## OBJECTIVE
Scan the entries below and report only how many lines contain "dozorze".

○ ○ ○ ○ ○ ○ ○

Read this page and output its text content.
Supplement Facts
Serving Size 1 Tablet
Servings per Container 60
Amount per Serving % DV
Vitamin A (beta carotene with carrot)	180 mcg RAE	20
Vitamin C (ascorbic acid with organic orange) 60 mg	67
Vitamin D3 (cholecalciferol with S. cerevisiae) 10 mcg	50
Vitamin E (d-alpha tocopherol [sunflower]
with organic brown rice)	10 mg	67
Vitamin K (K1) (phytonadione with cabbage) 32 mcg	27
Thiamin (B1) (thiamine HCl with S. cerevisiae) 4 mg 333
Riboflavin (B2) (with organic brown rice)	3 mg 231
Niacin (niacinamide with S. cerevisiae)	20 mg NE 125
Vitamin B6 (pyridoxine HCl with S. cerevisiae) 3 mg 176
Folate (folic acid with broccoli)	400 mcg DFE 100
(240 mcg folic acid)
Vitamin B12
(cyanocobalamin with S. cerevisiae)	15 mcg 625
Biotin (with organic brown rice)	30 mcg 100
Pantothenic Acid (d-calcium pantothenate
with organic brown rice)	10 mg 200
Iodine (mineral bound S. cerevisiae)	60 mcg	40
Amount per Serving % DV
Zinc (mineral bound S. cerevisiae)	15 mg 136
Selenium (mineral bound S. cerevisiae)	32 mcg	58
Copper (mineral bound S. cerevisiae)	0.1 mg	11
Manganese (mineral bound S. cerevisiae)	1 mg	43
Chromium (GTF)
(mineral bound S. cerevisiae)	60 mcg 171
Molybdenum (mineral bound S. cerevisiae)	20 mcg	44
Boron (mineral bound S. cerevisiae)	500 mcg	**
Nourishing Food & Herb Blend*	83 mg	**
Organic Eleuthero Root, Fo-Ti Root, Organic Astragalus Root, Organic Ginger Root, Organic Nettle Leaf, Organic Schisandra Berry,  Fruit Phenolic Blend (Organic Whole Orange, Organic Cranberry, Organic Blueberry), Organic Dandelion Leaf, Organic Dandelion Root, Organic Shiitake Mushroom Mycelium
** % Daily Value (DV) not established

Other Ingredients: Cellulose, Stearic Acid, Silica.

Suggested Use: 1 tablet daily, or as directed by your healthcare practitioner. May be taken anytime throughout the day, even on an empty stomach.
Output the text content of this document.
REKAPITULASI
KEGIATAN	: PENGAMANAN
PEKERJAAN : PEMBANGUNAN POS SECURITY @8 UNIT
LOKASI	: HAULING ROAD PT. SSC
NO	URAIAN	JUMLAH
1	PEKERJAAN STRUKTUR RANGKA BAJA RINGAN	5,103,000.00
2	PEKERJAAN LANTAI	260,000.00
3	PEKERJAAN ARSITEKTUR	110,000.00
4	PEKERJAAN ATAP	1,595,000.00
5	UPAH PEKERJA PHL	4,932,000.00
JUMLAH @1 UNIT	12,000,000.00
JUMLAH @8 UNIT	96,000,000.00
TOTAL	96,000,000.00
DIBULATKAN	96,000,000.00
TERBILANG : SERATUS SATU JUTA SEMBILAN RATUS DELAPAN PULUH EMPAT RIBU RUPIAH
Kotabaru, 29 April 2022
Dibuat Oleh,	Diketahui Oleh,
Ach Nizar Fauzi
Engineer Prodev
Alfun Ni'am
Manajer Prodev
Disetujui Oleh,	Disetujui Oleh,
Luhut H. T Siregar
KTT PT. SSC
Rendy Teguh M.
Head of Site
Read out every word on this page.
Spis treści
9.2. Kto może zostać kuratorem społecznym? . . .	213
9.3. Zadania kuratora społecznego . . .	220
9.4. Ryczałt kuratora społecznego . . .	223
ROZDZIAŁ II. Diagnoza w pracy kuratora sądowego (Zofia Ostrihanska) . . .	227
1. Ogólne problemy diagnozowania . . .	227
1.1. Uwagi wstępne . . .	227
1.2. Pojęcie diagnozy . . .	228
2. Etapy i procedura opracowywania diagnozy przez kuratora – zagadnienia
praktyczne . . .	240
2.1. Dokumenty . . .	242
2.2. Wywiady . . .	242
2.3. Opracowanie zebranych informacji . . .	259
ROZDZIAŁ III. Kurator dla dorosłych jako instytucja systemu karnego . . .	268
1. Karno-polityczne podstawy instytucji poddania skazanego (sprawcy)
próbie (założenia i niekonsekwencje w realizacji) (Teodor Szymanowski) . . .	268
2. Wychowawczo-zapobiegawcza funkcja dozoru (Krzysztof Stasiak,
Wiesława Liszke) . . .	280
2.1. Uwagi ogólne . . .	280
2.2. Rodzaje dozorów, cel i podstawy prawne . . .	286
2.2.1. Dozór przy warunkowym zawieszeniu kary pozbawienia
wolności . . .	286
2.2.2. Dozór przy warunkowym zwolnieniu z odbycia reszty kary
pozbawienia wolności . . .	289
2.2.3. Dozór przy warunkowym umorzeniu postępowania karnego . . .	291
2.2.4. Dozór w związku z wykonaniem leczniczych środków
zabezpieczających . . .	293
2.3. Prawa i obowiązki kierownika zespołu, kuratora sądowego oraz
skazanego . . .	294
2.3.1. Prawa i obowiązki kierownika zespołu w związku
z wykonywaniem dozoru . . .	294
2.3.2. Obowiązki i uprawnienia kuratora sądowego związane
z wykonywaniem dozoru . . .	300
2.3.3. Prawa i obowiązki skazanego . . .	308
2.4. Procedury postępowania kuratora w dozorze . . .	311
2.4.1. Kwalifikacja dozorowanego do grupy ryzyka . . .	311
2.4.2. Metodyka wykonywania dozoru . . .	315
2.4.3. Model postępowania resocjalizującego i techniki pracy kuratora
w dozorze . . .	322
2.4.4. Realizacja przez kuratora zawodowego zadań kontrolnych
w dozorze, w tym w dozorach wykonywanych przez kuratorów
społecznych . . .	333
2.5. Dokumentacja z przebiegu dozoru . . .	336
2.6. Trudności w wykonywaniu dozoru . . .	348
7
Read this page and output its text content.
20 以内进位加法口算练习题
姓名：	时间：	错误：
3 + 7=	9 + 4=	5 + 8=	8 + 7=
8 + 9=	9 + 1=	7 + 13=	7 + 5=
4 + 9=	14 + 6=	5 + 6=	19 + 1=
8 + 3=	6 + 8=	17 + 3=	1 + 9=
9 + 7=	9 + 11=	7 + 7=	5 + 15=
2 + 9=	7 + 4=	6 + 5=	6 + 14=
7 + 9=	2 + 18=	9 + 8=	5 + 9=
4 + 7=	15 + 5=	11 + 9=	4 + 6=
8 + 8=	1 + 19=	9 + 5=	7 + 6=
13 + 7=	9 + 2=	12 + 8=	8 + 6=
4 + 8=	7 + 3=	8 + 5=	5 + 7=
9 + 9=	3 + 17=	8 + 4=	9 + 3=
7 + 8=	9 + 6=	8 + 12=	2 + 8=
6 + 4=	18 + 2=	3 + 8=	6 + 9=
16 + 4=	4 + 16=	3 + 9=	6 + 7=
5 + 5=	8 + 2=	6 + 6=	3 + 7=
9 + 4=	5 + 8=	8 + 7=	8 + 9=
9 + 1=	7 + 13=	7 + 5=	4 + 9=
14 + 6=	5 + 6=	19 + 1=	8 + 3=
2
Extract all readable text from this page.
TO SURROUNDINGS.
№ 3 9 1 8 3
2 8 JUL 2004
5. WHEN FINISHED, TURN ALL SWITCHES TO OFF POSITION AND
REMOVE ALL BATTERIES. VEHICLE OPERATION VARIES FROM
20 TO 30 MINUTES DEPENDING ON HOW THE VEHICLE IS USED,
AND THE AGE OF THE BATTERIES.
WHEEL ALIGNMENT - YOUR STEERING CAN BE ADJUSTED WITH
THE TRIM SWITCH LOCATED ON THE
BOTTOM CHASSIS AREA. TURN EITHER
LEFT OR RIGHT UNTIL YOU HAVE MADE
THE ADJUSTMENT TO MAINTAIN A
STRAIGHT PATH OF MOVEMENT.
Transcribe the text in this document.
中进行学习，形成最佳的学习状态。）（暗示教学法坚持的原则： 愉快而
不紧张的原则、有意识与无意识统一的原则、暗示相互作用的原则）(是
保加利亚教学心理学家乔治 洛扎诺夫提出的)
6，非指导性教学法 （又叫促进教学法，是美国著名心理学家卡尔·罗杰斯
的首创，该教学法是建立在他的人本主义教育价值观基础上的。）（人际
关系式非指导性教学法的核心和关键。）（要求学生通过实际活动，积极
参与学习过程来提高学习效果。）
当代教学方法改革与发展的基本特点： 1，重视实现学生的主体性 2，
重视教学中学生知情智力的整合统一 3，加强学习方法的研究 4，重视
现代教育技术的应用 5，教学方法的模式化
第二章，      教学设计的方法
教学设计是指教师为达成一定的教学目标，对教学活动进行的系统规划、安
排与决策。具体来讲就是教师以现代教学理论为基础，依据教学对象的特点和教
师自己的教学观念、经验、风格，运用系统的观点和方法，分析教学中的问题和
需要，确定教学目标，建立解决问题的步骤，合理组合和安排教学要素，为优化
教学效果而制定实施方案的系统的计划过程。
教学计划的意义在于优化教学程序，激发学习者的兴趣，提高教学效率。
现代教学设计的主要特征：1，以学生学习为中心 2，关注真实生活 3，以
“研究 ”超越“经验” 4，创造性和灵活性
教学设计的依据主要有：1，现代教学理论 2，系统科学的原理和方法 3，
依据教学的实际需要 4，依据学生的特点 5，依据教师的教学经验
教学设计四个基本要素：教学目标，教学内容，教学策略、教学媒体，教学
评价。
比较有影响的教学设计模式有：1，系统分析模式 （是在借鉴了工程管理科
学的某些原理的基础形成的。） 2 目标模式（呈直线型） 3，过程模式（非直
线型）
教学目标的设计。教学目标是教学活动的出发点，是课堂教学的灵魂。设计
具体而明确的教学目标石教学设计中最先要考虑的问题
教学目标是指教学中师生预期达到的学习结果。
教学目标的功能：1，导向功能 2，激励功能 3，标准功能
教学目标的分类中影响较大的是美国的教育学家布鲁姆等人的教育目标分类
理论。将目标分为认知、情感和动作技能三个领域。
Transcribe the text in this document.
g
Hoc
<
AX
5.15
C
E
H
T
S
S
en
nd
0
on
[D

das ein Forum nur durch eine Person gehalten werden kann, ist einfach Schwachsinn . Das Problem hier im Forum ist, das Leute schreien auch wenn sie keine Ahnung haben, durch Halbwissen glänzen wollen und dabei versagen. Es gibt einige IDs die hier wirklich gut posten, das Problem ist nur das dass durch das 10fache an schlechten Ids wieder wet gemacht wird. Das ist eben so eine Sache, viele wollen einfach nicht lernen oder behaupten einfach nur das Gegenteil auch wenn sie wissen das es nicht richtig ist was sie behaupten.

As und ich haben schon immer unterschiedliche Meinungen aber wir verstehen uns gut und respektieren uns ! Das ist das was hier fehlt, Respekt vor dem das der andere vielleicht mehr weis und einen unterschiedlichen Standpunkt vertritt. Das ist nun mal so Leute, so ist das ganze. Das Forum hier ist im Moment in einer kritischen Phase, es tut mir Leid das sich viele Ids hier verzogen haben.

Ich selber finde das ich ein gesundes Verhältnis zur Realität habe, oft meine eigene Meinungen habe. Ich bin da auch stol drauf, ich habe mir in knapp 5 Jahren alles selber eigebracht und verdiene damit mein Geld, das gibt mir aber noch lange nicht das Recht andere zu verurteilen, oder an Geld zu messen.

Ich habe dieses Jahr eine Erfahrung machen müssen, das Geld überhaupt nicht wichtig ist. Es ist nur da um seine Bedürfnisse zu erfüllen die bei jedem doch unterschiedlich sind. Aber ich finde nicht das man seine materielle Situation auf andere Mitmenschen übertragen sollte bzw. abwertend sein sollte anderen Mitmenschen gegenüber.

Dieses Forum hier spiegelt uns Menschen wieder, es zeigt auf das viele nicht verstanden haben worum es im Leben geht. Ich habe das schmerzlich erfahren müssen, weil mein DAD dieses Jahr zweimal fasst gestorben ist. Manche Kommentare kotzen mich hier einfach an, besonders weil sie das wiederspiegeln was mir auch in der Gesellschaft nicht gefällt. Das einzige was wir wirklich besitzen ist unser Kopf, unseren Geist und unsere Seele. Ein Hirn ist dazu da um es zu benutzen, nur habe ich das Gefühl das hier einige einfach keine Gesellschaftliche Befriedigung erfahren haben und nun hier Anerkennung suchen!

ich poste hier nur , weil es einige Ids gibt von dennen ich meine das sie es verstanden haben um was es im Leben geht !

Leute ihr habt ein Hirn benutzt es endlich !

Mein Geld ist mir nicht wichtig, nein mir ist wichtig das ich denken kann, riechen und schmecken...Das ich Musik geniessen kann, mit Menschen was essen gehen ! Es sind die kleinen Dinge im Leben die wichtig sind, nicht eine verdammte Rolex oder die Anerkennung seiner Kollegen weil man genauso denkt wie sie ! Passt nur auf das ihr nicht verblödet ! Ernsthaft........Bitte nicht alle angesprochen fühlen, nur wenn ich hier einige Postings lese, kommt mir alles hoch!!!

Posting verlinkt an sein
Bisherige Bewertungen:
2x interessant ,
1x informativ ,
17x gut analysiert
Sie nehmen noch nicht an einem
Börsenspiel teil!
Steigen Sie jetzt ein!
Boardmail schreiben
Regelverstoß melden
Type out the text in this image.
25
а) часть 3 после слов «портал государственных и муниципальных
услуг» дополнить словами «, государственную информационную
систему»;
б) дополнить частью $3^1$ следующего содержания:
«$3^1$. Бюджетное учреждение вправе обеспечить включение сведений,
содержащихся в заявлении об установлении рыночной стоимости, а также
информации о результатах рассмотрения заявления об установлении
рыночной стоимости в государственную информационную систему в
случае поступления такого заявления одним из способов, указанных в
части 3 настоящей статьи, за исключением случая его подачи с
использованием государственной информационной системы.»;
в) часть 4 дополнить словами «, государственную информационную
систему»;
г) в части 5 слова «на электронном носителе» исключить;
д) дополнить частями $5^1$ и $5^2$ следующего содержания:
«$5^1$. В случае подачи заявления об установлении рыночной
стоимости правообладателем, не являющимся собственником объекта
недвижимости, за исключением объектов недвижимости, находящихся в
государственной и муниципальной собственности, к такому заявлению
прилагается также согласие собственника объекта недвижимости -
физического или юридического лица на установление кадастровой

○ ○ ○ ○ ○ ○ ○

## THE OUTPUT
3